Exercise brief:
Beneath this task is a listing; retype all of it exactly.

[Begin Records shown]

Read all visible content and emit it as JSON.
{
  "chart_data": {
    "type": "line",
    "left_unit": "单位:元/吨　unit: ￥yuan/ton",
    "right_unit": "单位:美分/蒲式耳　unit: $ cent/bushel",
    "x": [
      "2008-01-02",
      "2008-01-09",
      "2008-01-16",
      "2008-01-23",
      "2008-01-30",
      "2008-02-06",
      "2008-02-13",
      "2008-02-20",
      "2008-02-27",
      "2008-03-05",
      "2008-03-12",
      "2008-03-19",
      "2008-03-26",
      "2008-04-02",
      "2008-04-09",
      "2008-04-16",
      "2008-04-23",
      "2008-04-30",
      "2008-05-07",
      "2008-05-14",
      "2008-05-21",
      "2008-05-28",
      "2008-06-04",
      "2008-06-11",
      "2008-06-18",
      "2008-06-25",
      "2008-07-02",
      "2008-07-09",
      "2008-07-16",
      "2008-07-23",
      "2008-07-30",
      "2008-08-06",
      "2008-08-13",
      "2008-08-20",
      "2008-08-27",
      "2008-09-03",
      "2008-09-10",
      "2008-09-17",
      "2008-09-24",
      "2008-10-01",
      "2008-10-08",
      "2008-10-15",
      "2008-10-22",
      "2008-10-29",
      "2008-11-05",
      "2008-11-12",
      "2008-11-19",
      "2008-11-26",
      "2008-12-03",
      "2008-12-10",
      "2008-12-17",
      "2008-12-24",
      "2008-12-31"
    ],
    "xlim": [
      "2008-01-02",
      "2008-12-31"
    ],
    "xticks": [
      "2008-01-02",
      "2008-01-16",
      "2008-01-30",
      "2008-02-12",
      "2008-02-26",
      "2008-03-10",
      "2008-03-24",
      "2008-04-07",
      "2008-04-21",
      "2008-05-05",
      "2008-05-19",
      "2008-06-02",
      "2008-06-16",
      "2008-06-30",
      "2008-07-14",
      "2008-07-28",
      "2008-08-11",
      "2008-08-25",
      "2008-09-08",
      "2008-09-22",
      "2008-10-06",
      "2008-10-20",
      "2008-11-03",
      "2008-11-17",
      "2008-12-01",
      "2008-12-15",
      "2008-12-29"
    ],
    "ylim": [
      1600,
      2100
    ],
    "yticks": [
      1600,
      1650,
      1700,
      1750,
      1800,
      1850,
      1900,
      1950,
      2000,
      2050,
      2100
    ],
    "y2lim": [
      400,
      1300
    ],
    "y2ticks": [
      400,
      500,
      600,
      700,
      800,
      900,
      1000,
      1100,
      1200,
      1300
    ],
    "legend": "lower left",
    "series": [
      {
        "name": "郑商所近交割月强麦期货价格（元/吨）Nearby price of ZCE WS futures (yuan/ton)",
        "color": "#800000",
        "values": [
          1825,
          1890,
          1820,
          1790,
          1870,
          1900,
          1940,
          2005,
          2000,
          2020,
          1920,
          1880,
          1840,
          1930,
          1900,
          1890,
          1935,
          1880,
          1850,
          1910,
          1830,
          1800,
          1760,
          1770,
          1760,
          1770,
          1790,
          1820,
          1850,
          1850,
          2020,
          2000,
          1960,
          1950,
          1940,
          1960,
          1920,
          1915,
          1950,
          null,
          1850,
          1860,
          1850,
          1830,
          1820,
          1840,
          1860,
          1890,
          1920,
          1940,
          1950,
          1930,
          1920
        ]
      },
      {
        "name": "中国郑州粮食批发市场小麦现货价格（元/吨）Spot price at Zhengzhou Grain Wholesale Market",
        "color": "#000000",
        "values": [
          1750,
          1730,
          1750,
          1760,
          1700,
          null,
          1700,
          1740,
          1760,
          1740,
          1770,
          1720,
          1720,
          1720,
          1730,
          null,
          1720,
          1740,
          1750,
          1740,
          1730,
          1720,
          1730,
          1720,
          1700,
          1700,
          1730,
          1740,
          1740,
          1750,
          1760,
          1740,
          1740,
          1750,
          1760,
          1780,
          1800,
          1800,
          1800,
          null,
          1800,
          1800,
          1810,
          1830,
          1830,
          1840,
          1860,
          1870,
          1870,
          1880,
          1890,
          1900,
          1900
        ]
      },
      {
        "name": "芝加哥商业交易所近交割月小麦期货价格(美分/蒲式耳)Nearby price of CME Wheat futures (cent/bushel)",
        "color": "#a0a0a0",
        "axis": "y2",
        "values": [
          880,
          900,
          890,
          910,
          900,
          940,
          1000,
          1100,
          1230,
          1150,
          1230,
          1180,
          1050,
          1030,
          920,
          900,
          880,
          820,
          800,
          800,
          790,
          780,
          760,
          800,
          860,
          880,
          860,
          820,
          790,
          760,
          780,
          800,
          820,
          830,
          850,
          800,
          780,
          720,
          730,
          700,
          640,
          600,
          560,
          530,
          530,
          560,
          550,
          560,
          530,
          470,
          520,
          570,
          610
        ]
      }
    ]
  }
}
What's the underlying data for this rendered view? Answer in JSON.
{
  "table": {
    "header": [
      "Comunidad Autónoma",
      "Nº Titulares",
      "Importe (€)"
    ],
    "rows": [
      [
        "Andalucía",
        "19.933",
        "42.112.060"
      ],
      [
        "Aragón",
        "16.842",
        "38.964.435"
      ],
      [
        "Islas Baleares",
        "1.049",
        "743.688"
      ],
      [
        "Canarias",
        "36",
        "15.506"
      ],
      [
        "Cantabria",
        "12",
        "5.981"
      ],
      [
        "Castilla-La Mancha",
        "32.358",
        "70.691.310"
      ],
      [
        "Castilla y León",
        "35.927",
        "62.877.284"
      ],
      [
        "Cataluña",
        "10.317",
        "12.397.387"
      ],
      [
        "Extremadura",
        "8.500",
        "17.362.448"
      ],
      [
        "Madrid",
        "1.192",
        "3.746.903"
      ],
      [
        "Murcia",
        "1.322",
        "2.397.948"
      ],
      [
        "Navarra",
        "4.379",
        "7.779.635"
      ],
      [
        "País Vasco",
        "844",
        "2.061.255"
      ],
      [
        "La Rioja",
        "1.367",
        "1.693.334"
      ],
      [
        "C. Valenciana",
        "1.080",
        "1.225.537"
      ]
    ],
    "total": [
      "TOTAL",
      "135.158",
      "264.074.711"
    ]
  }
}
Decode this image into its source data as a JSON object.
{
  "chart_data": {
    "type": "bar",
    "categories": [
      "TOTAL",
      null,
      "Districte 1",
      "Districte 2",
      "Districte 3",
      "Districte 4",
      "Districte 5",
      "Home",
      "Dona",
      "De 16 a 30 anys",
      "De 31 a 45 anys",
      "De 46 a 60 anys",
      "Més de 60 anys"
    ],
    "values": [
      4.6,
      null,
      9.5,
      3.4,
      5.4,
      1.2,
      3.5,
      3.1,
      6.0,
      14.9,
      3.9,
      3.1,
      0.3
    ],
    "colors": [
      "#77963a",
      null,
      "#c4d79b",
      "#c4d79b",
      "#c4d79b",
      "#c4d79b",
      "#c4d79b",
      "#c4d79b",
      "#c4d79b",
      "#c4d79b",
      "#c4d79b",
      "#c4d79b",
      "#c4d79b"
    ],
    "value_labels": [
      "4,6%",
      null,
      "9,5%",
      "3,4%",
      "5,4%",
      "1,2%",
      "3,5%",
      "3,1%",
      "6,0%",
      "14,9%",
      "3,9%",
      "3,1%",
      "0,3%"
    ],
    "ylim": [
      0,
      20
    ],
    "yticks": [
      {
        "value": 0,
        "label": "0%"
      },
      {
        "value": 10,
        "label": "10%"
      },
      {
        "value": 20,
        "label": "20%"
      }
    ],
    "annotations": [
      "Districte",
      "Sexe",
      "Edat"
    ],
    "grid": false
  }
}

[End Records shown]

Written answer:
Read all visible content and emit it as JSON.
{
  "chart_data": {
    "type": "line",
    "left_unit": "单位:元/吨　unit: ￥yuan/ton",
    "right_unit": "单位:美分/蒲式耳　unit: $ cent/bushel",
    "x": [
      "2008-01-02",
      "2008-01-09",
      "2008-01-16",
      "2008-01-23",
      "2008-01-30",
      "2008-02-06",
      "2008-02-13",
      "2008-02-20",
      "2008-02-27",
      "2008-03-05",
      "2008-03-12",
      "2008-03-19",
      "2008-03-26",
      "2008-04-02",
      "2008-04-09",
      "2008-04-16",
      "2008-04-23",
      "2008-04-30",
      "2008-05-07",
      "2008-05-14",
      "2008-05-21",
      "2008-05-28",
      "2008-06-04",
      "2008-06-11",
      "2008-06-18",
      "2008-06-25",
      "2008-07-02",
      "2008-07-09",
      "2008-07-16",
      "2008-07-23",
      "2008-07-30",
      "2008-08-06",
      "2008-08-13",
      "2008-08-20",
      "2008-08-27",
      "2008-09-03",
      "2008-09-10",
      "2008-09-17",
      "2008-09-24",
      "2008-10-01",
      "2008-10-08",
      "2008-10-15",
      "2008-10-22",
      "2008-10-29",
      "2008-11-05",
      "2008-11-12",
      "2008-11-19",
      "2008-11-26",
      "2008-12-03",
      "2008-12-10",
      "2008-12-17",
      "2008-12-24",
      "2008-12-31"
    ],
    "xlim": [
      "2008-01-02",
      "2008-12-31"
    ],
    "xticks": [
      "2008-01-02",
      "2008-01-16",
      "2008-01-30",
      "2008-02-12",
      "2008-02-26",
      "2008-03-10",
      "2008-03-24",
      "2008-04-07",
      "2008-04-21",
      "2008-05-05",
      "2008-05-19",
      "2008-06-02",
      "2008-06-16",
      "2008-06-30",
      "2008-07-14",
      "2008-07-28",
      "2008-08-11",
      "2008-08-25",
      "2008-09-08",
      "2008-09-22",
      "2008-10-06",
      "2008-10-20",
      "2008-11-03",
      "2008-11-17",
      "2008-12-01",
      "2008-12-15",
      "2008-12-29"
    ],
    "ylim": [
      1600,
      2100
    ],
    "yticks": [
      1600,
      1650,
      1700,
      1750,
      1800,
      1850,
      1900,
      1950,
      2000,
      2050,
      2100
    ],
    "y2lim": [
      400,
      1300
    ],
    "y2ticks": [
      400,
      500,
      600,
      700,
      800,
      900,
      1000,
      1100,
      1200,
      1300
    ],
    "legend": "lower left",
    "series": [
      {
        "name": "郑商所近交割月强麦期货价格（元/吨）Nearby price of ZCE WS futures (yuan/ton)",
        "color": "#800000",
        "values": [
          1825,
          1890,
          1820,
          1790,
          1870,
          1900,
          1940,
          2005,
          2000,
          2020,
          1920,
          1880,
          1840,
          1930,
          1900,
          1890,
          1935,
          1880,
          1850,
          1910,
          1830,
          1800,
          1760,
          1770,
          1760,
          1770,
          1790,
          1820,
          1850,
          1850,
          2020,
          2000,
          1960,
          1950,
          1940,
          1960,
          1920,
          1915,
          1950,
          null,
          1850,
          1860,
          1850,
          1830,
          1820,
          1840,
          1860,
          1890,
          1920,
          1940,
          1950,
          1930,
          1920
        ]
      },
      {
        "name": "中国郑州粮食批发市场小麦现货价格（元/吨）Spot price at Zhengzhou Grain Wholesale Market",
        "color": "#000000",
        "values": [
          1750,
          1730,
          1750,
          1760,
          1700,
          null,
          1700,
          1740,
          1760,
          1740,
          1770,
          1720,
          1720,
          1720,
          1730,
          null,
          1720,
          1740,
          1750,
          1740,
          1730,
          1720,
          1730,
          1720,
          1700,
          1700,
          1730,
          1740,
          1740,
          1750,
          1760,
          1740,
          1740,
          1750,
          1760,
          1780,
          1800,
          1800,
          1800,
          null,
          1800,
          1800,
          1810,
          1830,
          1830,
          1840,
          1860,
          1870,
          1870,
          1880,
          1890,
          1900,
          1900
        ]
      },
      {
        "name": "芝加哥商业交易所近交割月小麦期货价格(美分/蒲式耳)Nearby price of CME Wheat futures (cent/bushel)",
        "color": "#a0a0a0",
        "axis": "y2",
        "values": [
          880,
          900,
          890,
          910,
          900,
          940,
          1000,
          1100,
          1230,
          1150,
          1230,
          1180,
          1050,
          1030,
          920,
          900,
          880,
          820,
          800,
          800,
          790,
          780,
          760,
          800,
          860,
          880,
          860,
          820,
          790,
          760,
          780,
          800,
          820,
          830,
          850,
          800,
          780,
          720,
          730,
          700,
          640,
          600,
          560,
          530,
          530,
          560,
          550,
          560,
          530,
          470,
          520,
          570,
          610
        ]
      }
    ]
  }
}
What's the underlying data for this rendered view? Answer in JSON.
{
  "table": {
    "header": [
      "Comunidad Autónoma",
      "Nº Titulares",
      "Importe (€)"
    ],
    "rows": [
      [
        "Andalucía",
        "19.933",
        "42.112.060"
      ],
      [
        "Aragón",
        "16.842",
        "38.964.435"
      ],
      [
        "Islas Baleares",
        "1.049",
        "743.688"
      ],
      [
        "Canarias",
        "36",
        "15.506"
      ],
      [
        "Cantabria",
        "12",
        "5.981"
      ],
      [
        "Castilla-La Mancha",
        "32.358",
        "70.691.310"
      ],
      [
        "Castilla y León",
        "35.927",
        "62.877.284"
      ],
      [
        "Cataluña",
        "10.317",
        "12.397.387"
      ],
      [
        "Extremadura",
        "8.500",
        "17.362.448"
      ],
      [
        "Madrid",
        "1.192",
        "3.746.903"
      ],
      [
        "Murcia",
        "1.322",
        "2.397.948"
      ],
      [
        "Navarra",
        "4.379",
        "7.779.635"
      ],
      [
        "País Vasco",
        "844",
        "2.061.255"
      ],
      [
        "La Rioja",
        "1.367",
        "1.693.334"
      ],
      [
        "C. Valenciana",
        "1.080",
        "1.225.537"
      ]
    ],
    "total": [
      "TOTAL",
      "135.158",
      "264.074.711"
    ]
  }
}
Decode this image into its source data as a JSON object.
{
  "chart_data": {
    "type": "bar",
    "categories": [
      "TOTAL",
      null,
      "Districte 1",
      "Districte 2",
      "Districte 3",
      "Districte 4",
      "Districte 5",
      "Home",
      "Dona",
      "De 16 a 30 anys",
      "De 31 a 45 anys",
      "De 46 a 60 anys",
      "Més de 60 anys"
    ],
    "values": [
      4.6,
      null,
      9.5,
      3.4,
      5.4,
      1.2,
      3.5,
      3.1,
      6.0,
      14.9,
      3.9,
      3.1,
      0.3
    ],
    "colors": [
      "#77963a",
      null,
      "#c4d79b",
      "#c4d79b",
      "#c4d79b",
      "#c4d79b",
      "#c4d79b",
      "#c4d79b",
      "#c4d79b",
      "#c4d79b",
      "#c4d79b",
      "#c4d79b",
      "#c4d79b"
    ],
    "value_labels": [
      "4,6%",
      null,
      "9,5%",
      "3,4%",
      "5,4%",
      "1,2%",
      "3,5%",
      "3,1%",
      "6,0%",
      "14,9%",
      "3,9%",
      "3,1%",
      "0,3%"
    ],
    "ylim": [
      0,
      20
    ],
    "yticks": [
      {
        "value": 0,
        "label": "0%"
      },
      {
        "value": 10,
        "label": "10%"
      },
      {
        "value": 20,
        "label": "20%"
      }
    ],
    "annotations": [
      "Districte",
      "Sexe",
      "Edat"
    ],
    "grid": false
  }
}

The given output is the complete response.